▶ **THE REQUEST**: Identify and reproduce every line holding the string "document".

* Start INPUT *

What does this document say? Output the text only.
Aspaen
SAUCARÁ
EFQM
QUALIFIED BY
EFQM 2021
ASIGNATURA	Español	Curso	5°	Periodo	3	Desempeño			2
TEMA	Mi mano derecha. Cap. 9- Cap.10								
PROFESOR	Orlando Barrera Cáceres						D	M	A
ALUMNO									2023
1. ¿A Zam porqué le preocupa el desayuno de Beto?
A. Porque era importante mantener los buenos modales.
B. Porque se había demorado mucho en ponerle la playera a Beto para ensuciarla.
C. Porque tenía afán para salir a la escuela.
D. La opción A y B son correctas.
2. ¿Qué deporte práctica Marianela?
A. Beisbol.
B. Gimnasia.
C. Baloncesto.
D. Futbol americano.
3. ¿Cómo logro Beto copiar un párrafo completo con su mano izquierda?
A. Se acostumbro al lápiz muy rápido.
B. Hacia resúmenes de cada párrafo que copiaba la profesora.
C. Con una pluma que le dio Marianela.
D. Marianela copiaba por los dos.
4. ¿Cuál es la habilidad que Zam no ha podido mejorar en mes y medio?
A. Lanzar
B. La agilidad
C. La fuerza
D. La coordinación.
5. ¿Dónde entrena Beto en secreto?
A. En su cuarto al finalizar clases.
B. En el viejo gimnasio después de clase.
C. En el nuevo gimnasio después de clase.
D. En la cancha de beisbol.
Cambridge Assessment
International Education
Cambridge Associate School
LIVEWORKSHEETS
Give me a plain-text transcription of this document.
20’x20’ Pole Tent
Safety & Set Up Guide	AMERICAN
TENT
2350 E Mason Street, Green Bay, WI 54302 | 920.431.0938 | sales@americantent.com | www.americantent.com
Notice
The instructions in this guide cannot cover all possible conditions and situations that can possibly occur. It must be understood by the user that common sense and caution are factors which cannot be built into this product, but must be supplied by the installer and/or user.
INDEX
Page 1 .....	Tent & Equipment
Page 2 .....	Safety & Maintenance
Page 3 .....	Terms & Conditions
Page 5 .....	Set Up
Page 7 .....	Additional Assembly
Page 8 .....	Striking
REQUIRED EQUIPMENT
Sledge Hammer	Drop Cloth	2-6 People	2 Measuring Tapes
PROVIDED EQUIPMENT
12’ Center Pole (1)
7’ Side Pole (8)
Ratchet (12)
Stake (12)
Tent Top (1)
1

* End INPUT *

▶ **OUTPUT**:
What does this document say? Output the text only.
Give me a plain-text transcription of this document.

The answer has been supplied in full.